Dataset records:
● ● ● ● ● ● ●

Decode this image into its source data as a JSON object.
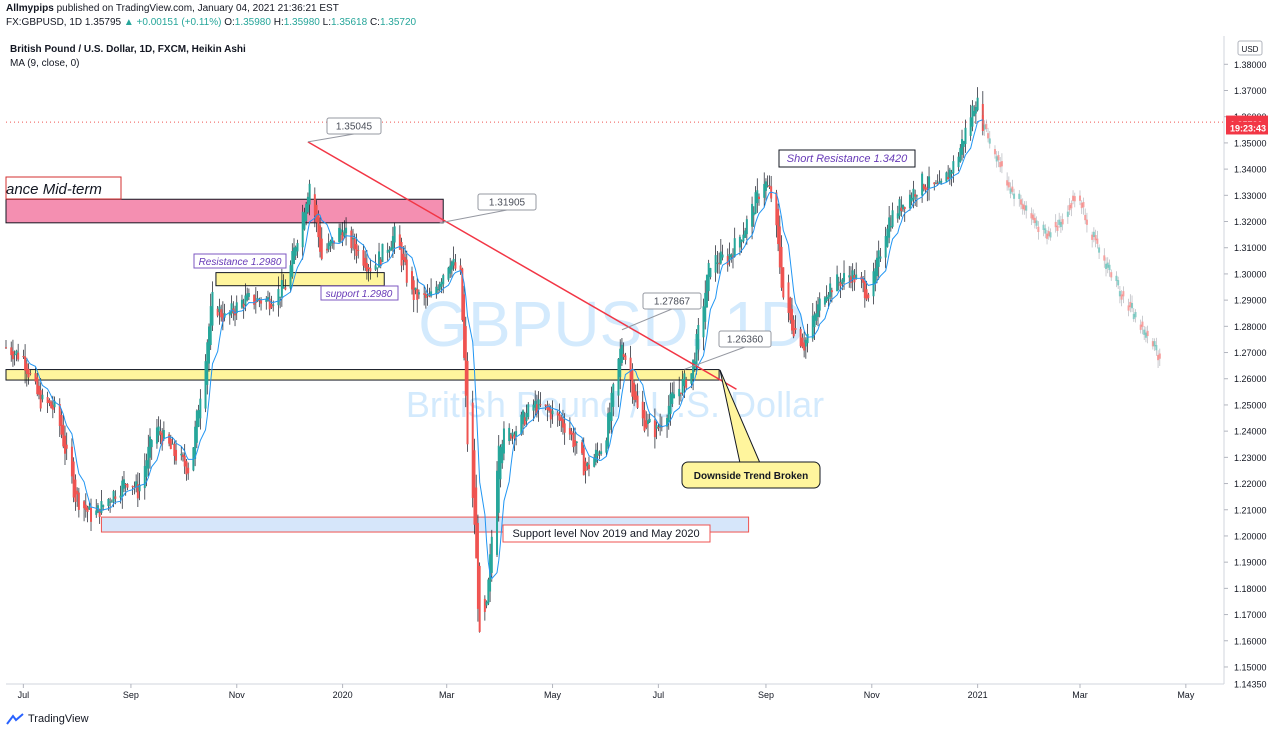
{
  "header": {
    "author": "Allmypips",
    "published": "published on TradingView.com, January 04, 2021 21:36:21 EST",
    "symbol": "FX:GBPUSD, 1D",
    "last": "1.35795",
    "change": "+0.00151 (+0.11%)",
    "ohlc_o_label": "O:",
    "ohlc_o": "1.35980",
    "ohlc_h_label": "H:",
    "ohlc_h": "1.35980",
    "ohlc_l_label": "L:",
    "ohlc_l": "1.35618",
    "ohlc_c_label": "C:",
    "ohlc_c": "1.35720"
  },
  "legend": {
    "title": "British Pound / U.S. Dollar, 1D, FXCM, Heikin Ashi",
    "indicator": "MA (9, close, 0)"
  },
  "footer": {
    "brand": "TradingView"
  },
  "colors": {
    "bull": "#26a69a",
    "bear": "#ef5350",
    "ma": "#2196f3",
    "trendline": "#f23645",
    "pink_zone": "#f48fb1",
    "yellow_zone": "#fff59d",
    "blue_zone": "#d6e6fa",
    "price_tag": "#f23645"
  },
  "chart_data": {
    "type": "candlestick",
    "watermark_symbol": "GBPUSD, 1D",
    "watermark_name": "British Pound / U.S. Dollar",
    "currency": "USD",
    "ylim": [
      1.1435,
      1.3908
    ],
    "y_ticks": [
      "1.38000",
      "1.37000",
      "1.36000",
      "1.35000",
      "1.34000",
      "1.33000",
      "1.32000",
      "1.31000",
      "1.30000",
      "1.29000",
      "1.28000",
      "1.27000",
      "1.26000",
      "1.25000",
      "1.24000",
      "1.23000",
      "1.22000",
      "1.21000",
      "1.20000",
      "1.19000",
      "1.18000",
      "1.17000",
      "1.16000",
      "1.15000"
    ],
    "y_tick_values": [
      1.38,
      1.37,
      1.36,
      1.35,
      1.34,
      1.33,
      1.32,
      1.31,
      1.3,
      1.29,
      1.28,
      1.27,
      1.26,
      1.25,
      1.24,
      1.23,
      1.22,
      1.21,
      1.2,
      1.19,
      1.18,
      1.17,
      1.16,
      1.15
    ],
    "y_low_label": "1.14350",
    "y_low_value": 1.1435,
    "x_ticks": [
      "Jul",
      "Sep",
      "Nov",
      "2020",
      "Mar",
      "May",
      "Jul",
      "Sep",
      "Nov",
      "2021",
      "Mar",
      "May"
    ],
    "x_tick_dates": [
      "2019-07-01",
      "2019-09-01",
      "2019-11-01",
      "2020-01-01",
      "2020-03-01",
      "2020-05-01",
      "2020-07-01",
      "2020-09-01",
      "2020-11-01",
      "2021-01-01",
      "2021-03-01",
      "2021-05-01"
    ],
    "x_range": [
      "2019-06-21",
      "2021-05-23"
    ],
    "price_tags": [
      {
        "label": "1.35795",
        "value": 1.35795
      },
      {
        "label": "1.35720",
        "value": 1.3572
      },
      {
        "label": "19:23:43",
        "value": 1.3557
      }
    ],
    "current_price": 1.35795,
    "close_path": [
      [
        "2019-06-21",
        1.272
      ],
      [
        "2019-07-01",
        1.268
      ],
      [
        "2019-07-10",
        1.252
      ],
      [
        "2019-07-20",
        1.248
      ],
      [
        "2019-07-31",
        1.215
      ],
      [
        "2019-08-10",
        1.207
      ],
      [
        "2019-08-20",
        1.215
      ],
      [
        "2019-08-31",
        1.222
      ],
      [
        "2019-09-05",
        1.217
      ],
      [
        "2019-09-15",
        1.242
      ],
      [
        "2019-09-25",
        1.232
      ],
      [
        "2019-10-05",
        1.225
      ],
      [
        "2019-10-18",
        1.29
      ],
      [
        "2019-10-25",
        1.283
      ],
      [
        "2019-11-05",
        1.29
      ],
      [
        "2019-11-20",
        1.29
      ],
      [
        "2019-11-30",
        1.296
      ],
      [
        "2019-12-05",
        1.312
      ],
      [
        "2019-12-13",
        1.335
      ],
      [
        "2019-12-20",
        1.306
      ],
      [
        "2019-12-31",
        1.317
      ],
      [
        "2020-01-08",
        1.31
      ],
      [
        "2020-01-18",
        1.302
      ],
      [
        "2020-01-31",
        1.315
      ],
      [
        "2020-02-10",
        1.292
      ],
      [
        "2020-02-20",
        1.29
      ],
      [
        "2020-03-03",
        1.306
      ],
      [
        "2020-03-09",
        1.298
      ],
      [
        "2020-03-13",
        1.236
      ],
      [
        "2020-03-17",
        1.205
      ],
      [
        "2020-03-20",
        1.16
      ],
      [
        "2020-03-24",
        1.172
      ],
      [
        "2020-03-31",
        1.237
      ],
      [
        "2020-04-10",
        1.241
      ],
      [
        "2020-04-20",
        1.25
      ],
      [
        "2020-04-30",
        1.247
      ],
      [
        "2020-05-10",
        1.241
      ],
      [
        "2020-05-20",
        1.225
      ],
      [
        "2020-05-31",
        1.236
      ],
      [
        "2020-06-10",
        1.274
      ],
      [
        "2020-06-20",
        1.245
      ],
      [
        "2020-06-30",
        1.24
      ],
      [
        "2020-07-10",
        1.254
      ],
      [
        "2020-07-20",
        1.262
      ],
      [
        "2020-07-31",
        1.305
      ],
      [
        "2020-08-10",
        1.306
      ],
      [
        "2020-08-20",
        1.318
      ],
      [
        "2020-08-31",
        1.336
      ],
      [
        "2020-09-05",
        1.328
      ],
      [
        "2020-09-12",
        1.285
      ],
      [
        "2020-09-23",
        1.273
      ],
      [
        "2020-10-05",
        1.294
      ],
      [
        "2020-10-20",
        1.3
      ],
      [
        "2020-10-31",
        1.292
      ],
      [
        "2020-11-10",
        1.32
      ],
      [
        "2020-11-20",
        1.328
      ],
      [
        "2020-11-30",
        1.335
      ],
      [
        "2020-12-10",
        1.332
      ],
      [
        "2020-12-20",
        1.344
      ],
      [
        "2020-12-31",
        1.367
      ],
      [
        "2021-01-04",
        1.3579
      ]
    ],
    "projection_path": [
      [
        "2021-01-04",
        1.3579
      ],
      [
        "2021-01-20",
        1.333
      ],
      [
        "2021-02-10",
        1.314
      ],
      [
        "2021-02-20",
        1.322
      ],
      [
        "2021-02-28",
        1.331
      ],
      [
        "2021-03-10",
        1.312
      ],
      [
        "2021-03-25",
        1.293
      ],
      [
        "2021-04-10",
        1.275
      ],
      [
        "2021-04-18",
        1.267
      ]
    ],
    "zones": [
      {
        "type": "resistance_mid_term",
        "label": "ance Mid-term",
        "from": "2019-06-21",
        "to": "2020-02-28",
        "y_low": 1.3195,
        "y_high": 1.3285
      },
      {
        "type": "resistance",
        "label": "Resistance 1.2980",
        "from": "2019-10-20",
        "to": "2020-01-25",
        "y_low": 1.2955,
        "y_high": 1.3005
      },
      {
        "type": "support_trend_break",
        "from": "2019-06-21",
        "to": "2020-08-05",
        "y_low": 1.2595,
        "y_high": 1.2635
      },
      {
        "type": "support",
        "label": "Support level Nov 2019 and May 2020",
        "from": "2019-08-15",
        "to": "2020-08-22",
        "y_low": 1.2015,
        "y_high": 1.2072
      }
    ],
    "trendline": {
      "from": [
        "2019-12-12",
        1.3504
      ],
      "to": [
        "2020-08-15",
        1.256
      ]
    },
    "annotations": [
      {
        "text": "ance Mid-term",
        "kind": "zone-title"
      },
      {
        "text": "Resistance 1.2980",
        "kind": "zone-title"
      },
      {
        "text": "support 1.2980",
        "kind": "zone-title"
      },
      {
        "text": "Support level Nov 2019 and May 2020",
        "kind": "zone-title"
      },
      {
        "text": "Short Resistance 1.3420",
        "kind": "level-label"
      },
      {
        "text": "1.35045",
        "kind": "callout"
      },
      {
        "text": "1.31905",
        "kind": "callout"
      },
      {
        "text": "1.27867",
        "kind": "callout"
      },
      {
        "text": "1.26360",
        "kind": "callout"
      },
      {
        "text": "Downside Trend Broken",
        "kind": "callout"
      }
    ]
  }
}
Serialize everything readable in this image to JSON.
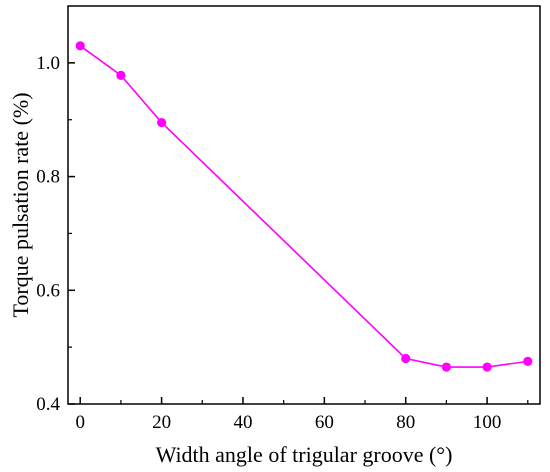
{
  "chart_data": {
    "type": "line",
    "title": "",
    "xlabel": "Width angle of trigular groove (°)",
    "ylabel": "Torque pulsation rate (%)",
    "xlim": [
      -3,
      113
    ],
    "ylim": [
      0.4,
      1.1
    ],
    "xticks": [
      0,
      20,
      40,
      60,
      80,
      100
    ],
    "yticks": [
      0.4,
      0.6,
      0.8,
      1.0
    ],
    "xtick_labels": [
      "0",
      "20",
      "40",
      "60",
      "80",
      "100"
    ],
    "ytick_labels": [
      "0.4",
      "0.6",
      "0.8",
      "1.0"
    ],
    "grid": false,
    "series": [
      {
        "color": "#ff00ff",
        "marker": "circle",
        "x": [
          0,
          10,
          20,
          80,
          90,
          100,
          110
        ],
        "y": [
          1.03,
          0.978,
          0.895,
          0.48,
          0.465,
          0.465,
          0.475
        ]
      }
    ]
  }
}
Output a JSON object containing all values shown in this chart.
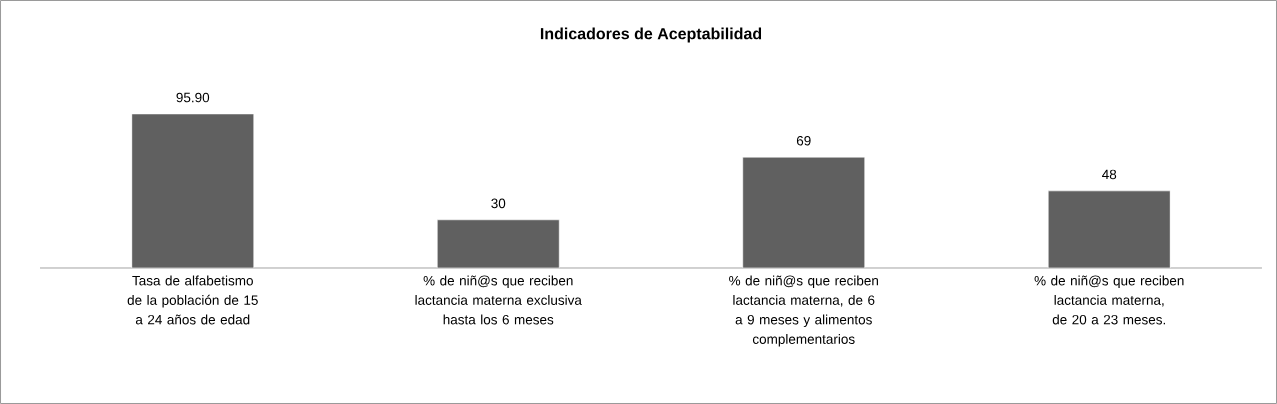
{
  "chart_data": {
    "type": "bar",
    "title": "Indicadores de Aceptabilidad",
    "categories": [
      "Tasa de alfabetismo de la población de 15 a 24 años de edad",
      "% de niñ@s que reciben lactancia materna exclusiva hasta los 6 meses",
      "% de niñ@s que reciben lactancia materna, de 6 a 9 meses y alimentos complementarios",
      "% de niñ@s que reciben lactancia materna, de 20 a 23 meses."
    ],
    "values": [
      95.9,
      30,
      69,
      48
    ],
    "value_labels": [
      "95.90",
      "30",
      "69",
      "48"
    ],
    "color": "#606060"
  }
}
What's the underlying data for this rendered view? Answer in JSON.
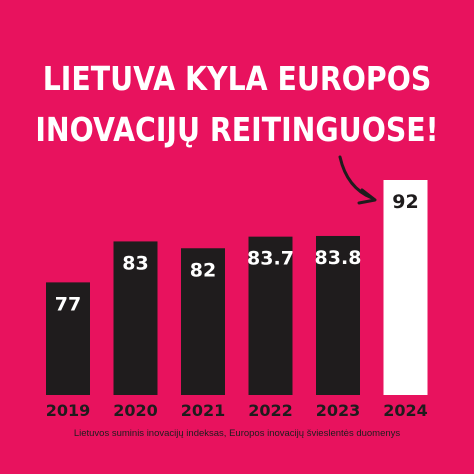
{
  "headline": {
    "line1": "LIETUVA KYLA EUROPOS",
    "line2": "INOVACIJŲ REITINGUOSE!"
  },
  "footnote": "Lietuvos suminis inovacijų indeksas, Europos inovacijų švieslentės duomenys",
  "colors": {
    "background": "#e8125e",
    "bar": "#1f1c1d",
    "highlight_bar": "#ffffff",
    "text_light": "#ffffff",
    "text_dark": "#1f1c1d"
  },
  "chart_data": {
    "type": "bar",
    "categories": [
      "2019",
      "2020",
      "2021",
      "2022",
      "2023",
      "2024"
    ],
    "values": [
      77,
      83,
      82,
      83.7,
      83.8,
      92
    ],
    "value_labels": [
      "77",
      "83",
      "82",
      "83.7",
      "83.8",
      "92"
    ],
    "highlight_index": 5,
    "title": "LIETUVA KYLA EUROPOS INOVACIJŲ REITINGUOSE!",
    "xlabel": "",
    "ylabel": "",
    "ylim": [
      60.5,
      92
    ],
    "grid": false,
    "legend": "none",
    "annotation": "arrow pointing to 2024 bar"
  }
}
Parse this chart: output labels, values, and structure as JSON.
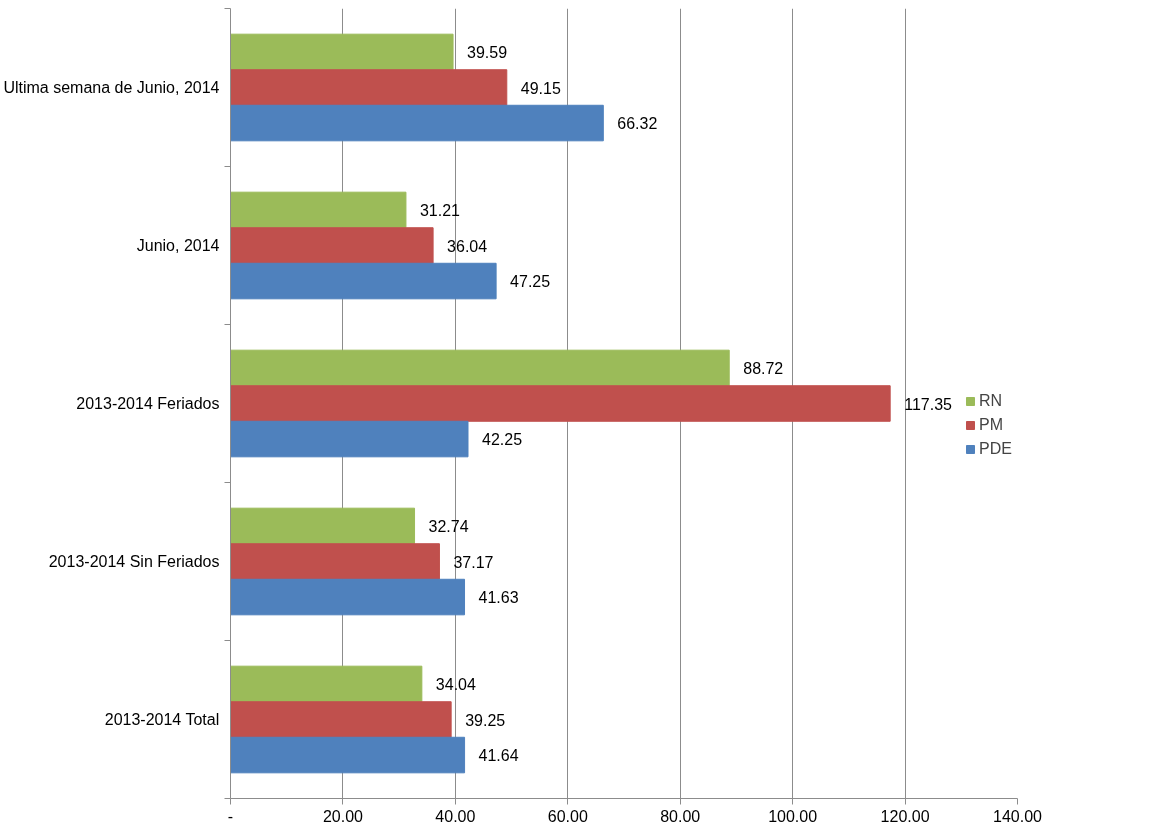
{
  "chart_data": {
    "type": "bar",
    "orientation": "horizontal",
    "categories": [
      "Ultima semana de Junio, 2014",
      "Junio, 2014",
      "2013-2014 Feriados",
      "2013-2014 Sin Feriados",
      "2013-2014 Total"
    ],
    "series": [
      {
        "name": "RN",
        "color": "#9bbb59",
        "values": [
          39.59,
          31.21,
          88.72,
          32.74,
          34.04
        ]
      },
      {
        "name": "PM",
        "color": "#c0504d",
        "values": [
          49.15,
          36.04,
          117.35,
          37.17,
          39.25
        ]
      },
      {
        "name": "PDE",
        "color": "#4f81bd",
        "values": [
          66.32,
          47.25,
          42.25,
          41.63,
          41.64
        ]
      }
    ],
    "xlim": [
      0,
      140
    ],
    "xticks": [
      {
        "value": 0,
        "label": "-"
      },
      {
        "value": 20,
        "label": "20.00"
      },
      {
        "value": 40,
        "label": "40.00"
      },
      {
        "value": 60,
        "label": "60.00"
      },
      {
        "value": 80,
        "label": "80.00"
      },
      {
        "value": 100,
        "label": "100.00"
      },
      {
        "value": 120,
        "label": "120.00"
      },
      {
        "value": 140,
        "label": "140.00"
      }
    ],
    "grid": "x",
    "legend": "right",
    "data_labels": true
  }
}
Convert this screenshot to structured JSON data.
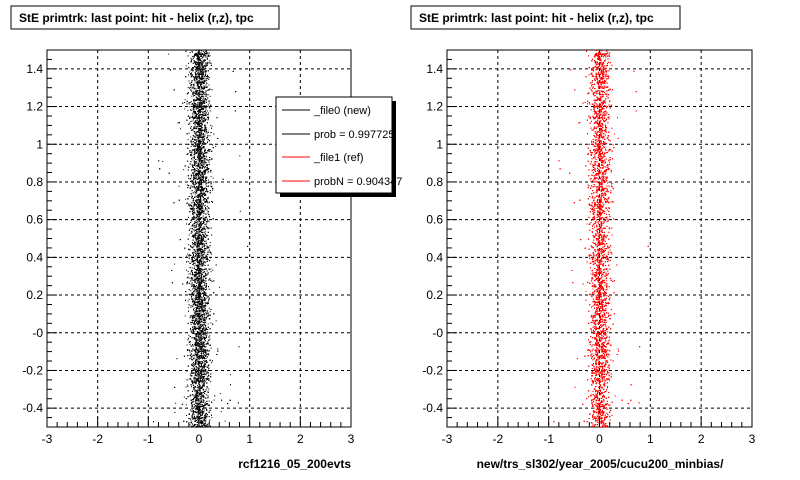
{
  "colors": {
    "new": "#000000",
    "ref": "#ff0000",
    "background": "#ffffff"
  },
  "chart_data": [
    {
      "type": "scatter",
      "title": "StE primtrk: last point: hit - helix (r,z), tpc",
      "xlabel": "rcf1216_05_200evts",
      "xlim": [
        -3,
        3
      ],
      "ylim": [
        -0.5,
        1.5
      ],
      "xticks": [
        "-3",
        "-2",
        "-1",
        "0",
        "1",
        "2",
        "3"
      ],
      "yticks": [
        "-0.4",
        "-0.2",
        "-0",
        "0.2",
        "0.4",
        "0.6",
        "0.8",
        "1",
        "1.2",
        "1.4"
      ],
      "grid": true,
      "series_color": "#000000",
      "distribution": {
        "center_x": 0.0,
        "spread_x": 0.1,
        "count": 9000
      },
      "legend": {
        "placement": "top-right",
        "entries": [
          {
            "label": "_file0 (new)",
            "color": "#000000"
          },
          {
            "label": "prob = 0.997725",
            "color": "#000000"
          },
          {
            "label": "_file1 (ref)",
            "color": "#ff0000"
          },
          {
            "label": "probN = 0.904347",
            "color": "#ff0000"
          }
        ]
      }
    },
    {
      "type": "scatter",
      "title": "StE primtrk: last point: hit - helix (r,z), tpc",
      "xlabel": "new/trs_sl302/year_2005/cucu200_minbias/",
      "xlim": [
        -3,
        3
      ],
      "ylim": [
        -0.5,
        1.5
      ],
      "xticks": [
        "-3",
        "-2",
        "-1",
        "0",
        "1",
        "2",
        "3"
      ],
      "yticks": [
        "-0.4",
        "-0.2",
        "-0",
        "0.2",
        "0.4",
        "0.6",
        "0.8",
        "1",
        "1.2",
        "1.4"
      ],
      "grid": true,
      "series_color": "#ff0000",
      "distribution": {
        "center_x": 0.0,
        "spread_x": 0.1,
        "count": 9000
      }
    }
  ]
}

● ● ● ● ● ● ●

Problem statement: Work out how many lines in the entries hold the string "JSON". Your answer should consist solely of that number.

Solution to this exercise: 6